▶ _TASK STATEMENT_
Report each line below that contains the string "shape", copying every such line in full.

Listings of boxed layout items
------------------------------------------------------------------------
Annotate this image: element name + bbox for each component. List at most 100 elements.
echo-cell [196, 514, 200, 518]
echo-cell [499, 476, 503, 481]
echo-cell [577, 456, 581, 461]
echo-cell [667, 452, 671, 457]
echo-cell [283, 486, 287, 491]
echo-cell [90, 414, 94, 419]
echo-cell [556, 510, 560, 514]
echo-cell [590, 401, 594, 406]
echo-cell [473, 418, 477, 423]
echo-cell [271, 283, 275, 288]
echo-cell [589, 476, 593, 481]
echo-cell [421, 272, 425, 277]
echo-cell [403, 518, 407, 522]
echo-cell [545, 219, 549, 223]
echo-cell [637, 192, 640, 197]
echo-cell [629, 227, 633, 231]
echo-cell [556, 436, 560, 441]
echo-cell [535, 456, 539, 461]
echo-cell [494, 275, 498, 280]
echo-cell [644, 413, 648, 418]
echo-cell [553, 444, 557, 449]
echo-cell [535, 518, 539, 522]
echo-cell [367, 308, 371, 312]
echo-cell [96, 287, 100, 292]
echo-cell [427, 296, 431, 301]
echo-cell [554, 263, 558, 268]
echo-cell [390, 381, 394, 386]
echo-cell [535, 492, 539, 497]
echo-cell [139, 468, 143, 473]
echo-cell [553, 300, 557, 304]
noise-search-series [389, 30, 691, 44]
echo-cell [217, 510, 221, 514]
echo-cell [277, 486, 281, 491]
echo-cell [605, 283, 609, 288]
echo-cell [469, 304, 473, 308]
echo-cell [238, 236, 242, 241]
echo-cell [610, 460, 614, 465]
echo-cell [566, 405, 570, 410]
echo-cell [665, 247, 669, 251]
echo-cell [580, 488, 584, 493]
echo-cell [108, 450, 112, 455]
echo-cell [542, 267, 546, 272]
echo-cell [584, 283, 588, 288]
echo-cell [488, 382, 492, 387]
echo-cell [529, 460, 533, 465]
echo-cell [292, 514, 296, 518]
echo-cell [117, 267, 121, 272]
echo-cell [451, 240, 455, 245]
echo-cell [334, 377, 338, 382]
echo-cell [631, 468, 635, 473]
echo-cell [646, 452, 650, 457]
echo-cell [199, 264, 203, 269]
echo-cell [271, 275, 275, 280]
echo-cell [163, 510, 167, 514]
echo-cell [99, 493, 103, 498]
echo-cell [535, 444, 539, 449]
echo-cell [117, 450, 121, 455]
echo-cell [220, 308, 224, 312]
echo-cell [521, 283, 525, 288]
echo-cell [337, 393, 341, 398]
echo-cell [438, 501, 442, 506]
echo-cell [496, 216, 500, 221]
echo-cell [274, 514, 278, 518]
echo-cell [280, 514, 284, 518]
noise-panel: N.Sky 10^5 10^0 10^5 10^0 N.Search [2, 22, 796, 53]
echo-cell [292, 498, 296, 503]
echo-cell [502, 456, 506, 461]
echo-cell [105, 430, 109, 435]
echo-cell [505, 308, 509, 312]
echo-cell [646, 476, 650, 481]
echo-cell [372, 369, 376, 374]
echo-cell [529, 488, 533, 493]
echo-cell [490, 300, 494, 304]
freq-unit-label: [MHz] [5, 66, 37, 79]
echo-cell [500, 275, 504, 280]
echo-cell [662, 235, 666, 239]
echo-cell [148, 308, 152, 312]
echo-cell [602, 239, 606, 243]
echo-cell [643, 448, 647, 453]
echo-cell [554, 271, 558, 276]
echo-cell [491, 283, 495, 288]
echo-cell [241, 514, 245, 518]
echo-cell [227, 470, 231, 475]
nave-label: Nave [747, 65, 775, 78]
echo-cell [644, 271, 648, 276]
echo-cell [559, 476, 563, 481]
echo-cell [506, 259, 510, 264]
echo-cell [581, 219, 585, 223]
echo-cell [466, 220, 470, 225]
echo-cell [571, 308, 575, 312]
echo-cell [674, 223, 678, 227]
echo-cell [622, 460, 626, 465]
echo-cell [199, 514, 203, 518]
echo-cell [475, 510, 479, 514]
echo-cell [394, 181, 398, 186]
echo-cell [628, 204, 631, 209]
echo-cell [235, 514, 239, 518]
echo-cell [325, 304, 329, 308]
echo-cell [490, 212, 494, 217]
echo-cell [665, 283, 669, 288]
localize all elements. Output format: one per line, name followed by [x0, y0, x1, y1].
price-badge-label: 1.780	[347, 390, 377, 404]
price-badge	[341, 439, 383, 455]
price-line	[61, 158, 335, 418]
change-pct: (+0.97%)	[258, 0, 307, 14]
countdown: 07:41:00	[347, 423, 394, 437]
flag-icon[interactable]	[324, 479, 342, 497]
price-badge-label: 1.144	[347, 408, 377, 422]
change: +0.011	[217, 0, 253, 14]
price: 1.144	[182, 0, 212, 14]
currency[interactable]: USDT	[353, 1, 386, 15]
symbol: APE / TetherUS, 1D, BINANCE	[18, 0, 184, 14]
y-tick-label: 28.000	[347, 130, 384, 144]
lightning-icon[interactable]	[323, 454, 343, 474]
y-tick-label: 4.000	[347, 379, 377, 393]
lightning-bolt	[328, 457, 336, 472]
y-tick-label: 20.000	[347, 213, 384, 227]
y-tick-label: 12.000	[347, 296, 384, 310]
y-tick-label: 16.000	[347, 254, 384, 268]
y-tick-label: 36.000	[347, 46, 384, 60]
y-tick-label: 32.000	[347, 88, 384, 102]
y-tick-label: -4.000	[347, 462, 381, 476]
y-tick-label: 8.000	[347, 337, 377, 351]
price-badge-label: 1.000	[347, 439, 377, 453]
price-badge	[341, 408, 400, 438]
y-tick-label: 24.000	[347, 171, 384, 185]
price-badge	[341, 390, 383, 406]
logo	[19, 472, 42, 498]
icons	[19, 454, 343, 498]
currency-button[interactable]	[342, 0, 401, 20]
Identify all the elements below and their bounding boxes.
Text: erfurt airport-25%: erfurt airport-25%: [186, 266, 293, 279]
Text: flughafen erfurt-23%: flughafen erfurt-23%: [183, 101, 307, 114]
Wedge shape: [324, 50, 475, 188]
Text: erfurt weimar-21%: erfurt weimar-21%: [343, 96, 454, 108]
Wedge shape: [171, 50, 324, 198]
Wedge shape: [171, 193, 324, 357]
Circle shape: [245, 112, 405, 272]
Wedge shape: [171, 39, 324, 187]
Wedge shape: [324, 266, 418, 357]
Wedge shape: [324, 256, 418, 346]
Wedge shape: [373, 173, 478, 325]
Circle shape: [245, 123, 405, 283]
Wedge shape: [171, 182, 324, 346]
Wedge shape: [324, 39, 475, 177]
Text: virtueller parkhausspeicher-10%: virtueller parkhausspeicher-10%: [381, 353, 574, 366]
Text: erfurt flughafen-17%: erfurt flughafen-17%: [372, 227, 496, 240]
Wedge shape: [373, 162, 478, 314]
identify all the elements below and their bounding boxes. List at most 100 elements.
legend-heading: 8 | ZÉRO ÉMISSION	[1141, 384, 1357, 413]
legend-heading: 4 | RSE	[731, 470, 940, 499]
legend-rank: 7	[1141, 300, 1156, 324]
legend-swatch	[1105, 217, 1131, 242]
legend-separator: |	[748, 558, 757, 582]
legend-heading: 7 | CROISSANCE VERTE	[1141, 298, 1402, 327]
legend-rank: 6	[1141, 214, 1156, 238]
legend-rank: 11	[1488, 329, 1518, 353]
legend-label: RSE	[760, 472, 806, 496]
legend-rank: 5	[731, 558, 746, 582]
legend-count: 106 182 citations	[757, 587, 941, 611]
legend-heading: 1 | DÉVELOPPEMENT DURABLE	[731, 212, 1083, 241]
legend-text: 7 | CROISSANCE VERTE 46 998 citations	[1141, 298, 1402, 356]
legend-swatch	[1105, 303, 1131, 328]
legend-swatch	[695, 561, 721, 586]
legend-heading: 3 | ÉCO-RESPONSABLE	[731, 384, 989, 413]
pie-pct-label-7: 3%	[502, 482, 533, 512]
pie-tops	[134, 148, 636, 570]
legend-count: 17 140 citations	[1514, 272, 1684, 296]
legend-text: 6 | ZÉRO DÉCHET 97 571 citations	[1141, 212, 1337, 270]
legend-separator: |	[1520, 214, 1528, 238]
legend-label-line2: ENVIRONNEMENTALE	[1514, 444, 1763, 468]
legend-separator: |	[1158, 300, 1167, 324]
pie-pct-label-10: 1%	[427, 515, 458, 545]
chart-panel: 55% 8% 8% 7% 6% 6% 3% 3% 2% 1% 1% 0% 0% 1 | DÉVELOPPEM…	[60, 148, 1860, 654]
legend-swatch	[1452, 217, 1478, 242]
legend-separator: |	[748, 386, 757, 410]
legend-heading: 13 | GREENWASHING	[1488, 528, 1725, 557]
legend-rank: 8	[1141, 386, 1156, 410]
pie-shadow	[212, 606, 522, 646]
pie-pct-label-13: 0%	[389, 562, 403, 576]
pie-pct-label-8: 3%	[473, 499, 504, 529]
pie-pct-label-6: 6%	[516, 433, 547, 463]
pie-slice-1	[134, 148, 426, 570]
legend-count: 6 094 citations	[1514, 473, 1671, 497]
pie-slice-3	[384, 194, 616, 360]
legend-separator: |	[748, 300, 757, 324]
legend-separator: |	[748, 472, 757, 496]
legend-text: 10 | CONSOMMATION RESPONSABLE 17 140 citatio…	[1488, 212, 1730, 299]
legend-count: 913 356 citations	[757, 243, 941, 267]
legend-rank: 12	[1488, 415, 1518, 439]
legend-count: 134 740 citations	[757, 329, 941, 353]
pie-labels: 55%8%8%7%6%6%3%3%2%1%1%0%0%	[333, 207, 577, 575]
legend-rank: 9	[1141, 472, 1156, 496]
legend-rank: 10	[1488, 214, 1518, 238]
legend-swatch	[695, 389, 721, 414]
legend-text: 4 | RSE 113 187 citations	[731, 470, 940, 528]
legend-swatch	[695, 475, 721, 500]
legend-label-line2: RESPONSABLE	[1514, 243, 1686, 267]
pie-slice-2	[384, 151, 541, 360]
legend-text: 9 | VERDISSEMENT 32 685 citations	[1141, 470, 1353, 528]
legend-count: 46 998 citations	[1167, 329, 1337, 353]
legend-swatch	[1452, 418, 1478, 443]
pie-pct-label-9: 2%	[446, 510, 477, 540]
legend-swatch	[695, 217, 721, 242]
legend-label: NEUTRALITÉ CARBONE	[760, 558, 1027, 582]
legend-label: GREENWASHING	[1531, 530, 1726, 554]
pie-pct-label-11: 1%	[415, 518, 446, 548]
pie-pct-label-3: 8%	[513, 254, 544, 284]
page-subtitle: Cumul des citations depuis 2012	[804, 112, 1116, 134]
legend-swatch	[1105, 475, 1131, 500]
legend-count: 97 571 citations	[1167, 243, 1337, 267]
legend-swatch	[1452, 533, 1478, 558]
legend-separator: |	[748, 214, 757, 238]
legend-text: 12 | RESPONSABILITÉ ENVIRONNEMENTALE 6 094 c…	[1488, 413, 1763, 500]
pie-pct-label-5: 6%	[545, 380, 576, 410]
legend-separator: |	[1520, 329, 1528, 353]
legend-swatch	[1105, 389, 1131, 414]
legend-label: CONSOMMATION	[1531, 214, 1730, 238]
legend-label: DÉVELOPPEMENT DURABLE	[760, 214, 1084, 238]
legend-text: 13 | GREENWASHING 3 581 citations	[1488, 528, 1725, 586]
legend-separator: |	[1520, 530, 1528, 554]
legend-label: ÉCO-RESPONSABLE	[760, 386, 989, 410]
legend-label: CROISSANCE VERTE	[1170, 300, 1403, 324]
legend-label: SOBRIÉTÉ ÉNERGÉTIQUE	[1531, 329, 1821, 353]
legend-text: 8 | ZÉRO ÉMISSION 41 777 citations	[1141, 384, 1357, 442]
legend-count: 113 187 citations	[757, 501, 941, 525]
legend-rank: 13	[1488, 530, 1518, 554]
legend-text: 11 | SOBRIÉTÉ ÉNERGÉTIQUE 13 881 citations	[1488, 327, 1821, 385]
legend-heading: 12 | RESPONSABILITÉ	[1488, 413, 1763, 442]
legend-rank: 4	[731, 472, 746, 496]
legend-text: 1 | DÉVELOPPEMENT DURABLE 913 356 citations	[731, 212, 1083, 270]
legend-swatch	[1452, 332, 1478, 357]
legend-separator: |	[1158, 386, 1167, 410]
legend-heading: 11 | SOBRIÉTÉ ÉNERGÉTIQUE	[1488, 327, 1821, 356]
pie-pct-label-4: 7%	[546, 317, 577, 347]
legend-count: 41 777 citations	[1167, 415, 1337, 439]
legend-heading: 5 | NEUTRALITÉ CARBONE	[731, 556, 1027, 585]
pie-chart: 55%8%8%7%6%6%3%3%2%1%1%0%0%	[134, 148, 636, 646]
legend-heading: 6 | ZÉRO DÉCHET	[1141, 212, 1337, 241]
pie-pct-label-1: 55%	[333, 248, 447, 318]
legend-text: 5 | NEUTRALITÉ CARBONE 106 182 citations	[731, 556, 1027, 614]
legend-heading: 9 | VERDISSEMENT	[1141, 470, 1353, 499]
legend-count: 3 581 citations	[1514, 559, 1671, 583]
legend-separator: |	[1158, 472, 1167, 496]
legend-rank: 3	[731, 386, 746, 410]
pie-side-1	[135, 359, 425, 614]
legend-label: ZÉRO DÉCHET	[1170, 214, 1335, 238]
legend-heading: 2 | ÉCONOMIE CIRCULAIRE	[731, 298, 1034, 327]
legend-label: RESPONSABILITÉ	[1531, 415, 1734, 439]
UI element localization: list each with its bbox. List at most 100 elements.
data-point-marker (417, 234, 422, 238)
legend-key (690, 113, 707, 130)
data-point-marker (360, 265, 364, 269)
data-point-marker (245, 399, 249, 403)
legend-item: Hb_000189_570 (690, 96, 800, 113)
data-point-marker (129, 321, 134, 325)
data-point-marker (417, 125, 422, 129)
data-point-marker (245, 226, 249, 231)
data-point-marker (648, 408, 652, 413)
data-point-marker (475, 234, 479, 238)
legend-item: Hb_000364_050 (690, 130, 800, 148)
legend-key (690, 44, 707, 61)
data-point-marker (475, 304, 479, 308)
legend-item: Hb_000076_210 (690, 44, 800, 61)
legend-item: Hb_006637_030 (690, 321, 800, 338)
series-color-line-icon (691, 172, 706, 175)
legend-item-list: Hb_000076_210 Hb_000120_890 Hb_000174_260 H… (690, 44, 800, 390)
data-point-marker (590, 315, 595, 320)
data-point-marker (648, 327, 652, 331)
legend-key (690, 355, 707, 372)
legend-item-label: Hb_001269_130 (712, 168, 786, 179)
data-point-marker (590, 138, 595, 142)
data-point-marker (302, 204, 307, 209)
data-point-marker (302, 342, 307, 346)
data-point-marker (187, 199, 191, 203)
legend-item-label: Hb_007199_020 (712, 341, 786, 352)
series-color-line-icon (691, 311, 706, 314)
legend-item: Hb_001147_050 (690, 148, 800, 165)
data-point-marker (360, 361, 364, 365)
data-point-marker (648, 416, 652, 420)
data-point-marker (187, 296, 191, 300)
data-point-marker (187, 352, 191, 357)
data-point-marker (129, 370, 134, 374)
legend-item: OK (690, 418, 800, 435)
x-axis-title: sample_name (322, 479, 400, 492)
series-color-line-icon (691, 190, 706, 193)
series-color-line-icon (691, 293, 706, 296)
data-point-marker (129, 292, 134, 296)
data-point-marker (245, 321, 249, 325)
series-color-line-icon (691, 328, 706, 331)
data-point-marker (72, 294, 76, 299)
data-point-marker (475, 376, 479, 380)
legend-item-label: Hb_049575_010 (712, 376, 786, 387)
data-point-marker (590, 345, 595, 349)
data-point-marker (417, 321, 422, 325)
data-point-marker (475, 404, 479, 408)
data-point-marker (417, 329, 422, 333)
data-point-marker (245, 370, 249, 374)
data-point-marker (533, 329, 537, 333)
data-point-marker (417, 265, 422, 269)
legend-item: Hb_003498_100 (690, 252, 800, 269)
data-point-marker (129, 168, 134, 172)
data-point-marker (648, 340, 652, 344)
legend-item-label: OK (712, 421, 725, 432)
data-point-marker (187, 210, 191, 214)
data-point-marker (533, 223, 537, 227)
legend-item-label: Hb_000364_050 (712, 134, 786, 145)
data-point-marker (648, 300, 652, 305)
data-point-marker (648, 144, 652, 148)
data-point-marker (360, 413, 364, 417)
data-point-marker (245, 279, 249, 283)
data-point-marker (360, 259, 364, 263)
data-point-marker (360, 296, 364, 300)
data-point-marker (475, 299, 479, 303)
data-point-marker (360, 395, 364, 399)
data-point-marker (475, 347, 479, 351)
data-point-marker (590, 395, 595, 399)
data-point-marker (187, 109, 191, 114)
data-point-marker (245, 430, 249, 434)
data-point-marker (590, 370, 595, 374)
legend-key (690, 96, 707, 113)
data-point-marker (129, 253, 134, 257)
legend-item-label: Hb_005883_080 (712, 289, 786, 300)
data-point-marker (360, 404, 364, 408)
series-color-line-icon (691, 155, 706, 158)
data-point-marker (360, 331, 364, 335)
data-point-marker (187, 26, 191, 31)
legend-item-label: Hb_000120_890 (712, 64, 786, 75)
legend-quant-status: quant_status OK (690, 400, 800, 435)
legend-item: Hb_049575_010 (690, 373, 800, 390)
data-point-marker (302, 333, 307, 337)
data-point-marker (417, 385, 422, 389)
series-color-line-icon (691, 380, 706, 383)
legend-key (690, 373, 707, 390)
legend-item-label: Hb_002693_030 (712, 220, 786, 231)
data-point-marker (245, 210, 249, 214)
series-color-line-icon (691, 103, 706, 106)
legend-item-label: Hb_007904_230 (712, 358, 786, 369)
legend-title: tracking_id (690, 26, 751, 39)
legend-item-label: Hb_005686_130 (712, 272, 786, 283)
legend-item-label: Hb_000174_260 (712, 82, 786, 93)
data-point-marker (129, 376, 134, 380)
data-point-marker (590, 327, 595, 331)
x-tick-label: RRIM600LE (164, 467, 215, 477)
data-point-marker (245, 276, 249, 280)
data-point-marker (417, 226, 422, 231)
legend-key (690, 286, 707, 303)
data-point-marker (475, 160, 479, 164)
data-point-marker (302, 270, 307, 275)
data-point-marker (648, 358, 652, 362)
------------------------------------------------------------------------
▶ _THE RESULT_
Wedge shape: [324, 50, 475, 188]
Wedge shape: [171, 50, 324, 198]
Wedge shape: [171, 193, 324, 357]
Circle shape: [245, 112, 405, 272]
Wedge shape: [171, 39, 324, 187]
Wedge shape: [324, 266, 418, 357]
Wedge shape: [324, 256, 418, 346]
Wedge shape: [373, 173, 478, 325]
Circle shape: [245, 123, 405, 283]
Wedge shape: [171, 182, 324, 346]
Wedge shape: [324, 39, 475, 177]
Wedge shape: [373, 162, 478, 314]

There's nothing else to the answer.